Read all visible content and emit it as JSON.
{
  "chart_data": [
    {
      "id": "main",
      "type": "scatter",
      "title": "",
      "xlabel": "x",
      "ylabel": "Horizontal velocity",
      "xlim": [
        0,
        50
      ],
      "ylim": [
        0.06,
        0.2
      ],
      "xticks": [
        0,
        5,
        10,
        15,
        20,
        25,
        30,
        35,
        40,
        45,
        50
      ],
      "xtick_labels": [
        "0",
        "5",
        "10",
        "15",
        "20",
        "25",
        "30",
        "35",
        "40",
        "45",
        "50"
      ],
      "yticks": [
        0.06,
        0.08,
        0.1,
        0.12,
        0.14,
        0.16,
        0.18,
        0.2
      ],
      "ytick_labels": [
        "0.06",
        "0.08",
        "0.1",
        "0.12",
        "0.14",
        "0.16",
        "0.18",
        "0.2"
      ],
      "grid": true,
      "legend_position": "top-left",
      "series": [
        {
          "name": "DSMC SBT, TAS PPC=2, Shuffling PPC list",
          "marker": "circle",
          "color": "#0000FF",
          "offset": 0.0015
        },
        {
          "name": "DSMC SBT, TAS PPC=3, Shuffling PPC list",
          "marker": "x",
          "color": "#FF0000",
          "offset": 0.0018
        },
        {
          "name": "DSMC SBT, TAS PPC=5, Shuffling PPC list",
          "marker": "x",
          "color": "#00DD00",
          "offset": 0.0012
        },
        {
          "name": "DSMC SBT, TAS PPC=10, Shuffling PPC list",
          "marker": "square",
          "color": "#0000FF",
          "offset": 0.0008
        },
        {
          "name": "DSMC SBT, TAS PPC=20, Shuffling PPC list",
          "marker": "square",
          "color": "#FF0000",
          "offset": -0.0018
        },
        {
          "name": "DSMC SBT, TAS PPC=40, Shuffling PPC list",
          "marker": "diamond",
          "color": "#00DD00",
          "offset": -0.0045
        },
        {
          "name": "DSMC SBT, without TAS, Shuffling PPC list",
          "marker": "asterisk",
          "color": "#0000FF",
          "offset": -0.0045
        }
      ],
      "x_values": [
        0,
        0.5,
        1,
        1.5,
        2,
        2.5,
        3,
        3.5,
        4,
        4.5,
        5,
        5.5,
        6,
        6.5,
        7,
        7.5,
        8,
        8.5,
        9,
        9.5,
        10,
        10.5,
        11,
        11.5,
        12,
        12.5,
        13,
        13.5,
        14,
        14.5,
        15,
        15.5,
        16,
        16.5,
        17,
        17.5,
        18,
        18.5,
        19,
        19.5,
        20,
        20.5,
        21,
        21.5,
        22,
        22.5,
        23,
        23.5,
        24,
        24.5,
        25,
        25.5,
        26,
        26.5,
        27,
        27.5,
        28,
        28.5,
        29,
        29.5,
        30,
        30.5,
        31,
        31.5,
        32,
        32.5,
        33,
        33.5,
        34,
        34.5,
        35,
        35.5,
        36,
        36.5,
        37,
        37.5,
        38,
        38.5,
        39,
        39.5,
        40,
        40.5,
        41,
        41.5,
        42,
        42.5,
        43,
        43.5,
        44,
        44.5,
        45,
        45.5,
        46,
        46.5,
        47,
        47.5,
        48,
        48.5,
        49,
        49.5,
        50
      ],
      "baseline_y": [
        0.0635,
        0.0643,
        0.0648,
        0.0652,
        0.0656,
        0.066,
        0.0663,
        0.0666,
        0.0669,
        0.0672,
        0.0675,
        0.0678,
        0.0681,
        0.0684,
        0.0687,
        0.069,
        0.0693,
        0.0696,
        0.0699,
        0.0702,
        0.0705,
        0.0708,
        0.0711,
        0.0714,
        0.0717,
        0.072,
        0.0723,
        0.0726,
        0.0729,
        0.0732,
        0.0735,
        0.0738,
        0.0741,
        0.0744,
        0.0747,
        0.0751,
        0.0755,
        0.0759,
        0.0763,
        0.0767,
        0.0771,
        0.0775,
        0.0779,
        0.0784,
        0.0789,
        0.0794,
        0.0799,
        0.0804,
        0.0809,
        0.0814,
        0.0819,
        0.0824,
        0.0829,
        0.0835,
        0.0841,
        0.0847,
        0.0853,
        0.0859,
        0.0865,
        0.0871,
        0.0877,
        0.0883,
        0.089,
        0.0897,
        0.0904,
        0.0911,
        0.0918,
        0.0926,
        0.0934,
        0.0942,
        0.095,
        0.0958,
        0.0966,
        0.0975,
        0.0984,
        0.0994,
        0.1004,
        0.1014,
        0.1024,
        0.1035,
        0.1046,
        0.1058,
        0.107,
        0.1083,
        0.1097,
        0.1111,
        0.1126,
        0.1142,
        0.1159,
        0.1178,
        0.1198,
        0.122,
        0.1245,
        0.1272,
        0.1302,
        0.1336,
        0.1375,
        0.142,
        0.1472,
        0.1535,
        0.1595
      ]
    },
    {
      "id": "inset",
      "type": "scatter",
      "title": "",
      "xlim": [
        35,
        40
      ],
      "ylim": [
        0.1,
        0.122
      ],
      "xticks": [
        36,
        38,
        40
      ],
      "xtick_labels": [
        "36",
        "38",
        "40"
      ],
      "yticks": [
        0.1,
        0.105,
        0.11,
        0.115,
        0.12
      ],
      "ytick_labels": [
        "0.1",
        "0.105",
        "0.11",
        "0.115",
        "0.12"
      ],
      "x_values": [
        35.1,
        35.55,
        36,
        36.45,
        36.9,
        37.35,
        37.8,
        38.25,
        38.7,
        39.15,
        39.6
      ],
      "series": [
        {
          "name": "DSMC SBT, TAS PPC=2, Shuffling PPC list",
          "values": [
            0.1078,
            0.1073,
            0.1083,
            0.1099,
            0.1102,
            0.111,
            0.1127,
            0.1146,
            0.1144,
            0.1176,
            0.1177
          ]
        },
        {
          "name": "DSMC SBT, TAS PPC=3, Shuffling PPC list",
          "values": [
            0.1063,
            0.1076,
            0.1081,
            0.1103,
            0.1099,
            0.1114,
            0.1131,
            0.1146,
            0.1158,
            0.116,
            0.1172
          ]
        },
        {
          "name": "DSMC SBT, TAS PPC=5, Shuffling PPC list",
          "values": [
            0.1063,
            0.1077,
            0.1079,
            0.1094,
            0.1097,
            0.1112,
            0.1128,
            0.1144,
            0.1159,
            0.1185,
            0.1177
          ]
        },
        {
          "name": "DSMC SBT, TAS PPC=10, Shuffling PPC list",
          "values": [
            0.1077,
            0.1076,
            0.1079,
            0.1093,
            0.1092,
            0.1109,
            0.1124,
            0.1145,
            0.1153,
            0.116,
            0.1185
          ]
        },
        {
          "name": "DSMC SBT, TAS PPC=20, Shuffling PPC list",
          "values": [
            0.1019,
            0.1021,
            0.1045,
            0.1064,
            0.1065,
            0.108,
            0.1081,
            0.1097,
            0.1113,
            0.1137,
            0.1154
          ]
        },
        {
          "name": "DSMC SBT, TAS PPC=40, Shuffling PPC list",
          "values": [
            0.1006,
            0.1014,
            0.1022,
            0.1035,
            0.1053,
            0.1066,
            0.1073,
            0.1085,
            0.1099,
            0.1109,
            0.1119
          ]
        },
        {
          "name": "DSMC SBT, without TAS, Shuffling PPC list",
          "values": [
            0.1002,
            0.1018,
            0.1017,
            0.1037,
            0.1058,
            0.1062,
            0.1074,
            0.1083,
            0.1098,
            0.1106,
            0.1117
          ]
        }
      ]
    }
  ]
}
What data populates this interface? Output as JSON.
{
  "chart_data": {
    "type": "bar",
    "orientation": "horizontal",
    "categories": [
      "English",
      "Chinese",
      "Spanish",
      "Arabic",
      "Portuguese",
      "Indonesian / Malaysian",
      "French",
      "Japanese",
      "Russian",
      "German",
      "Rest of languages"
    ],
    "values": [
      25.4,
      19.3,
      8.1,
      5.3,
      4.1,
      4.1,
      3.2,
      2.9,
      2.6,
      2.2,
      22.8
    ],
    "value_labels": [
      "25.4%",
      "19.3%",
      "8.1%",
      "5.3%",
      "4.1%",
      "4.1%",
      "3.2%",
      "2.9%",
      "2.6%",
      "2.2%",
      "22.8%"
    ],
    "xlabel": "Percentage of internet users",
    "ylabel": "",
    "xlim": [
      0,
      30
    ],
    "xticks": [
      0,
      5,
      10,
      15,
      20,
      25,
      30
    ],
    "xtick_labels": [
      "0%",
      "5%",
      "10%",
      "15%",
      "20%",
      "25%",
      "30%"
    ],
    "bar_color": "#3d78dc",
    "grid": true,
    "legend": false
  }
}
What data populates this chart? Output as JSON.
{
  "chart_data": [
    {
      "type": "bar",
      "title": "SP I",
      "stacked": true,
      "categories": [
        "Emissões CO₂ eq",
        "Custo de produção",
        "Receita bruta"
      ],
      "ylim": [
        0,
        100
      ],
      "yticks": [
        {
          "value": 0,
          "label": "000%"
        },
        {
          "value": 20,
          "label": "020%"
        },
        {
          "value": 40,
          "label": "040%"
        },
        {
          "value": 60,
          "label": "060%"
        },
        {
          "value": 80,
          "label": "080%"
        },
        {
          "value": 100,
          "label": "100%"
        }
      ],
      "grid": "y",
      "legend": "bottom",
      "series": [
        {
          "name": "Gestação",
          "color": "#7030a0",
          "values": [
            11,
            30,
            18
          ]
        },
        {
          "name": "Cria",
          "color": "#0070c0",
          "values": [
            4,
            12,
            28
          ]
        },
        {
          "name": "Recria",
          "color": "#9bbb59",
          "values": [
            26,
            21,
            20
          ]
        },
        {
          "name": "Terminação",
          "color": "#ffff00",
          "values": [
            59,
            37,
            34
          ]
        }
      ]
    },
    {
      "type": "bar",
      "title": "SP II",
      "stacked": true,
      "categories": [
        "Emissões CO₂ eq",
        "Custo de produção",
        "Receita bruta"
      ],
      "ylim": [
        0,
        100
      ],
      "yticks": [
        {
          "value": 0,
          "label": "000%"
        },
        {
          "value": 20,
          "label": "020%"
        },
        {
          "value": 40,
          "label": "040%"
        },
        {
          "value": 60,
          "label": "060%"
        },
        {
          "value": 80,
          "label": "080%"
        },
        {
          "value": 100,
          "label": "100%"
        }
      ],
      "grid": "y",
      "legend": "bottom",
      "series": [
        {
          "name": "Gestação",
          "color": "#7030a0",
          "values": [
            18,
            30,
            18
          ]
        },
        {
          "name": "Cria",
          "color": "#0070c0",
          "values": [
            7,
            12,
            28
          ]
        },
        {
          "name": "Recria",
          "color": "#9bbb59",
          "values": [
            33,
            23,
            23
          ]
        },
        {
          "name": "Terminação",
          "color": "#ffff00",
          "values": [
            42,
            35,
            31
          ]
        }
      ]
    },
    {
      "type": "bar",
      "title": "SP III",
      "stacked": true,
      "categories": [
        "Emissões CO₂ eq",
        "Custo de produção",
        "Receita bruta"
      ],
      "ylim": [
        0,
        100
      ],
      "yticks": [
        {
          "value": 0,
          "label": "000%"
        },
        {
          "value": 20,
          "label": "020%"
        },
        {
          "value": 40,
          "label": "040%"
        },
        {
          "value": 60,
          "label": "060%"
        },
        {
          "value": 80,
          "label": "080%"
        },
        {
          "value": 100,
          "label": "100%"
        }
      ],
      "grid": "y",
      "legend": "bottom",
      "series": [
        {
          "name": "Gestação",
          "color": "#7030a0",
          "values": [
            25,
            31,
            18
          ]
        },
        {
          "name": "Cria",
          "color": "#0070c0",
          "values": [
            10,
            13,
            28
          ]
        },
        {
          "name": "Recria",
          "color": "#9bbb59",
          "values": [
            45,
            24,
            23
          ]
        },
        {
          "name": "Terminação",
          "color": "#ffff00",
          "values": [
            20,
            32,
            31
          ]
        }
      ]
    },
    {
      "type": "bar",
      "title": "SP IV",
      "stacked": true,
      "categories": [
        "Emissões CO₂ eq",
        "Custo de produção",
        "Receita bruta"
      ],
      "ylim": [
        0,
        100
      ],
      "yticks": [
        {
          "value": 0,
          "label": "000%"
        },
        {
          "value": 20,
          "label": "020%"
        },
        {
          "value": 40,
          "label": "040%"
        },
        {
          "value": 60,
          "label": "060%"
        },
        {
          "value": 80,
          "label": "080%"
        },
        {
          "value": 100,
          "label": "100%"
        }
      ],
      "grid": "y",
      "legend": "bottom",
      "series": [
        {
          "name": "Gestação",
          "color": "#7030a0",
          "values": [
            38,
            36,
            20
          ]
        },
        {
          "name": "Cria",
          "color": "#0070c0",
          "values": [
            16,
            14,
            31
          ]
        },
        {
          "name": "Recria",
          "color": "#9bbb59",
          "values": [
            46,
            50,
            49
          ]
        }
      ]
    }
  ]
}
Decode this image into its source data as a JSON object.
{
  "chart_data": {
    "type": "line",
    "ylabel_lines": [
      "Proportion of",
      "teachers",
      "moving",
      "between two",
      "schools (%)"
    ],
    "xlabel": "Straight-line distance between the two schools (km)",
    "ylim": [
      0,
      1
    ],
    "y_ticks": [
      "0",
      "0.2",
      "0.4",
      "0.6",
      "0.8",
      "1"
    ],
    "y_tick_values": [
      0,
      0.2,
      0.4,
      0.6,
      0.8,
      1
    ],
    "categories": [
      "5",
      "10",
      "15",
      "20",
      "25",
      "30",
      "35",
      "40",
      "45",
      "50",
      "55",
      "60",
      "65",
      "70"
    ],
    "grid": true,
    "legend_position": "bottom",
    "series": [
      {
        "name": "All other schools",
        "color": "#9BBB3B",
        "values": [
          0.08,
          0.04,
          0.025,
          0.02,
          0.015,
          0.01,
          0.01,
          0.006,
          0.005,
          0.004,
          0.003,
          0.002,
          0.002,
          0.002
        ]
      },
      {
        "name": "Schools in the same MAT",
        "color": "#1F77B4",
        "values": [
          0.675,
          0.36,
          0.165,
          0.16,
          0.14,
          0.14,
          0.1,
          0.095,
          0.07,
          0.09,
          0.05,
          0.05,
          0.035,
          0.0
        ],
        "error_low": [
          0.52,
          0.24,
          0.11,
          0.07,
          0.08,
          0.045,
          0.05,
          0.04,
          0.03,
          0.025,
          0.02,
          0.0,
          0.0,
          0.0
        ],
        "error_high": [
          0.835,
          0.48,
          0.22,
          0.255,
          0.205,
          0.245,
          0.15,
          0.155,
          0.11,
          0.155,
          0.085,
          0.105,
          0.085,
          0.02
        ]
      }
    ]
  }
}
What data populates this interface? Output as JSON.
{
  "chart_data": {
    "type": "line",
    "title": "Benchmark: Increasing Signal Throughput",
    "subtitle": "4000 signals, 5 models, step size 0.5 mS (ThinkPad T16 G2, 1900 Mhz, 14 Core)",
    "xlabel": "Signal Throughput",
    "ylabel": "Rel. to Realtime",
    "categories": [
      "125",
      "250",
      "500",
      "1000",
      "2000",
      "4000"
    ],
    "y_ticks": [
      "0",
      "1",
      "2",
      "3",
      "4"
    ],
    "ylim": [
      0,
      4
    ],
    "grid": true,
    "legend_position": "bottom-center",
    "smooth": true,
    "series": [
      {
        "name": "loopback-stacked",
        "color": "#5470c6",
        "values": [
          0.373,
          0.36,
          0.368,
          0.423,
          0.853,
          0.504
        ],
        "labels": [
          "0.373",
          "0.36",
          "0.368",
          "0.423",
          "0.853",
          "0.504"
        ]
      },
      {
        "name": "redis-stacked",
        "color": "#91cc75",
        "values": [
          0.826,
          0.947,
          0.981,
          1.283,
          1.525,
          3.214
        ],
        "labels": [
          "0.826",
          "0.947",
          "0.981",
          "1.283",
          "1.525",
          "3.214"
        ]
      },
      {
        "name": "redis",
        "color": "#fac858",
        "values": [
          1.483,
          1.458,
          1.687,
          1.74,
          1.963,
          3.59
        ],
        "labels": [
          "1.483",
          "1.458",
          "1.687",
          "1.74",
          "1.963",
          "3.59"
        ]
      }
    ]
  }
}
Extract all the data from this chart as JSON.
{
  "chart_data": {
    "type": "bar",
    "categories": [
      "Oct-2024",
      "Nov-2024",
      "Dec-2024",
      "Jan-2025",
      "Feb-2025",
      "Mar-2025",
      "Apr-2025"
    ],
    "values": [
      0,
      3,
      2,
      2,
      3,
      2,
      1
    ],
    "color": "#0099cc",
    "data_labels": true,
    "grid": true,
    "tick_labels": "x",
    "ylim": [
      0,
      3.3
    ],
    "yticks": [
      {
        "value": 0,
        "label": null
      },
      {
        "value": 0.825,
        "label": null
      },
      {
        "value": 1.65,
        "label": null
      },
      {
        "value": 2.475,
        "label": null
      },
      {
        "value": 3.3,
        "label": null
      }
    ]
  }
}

:: What you need to do ::
Read through the entries and copy every line that includes "this".

:: Reply ::
What data populates this interface? Output as JSON.
What data populates this chart? Output as JSON.
Decode this image into its source data as a JSON object.
What data populates this interface? Output as JSON.
Extract all the data from this chart as JSON.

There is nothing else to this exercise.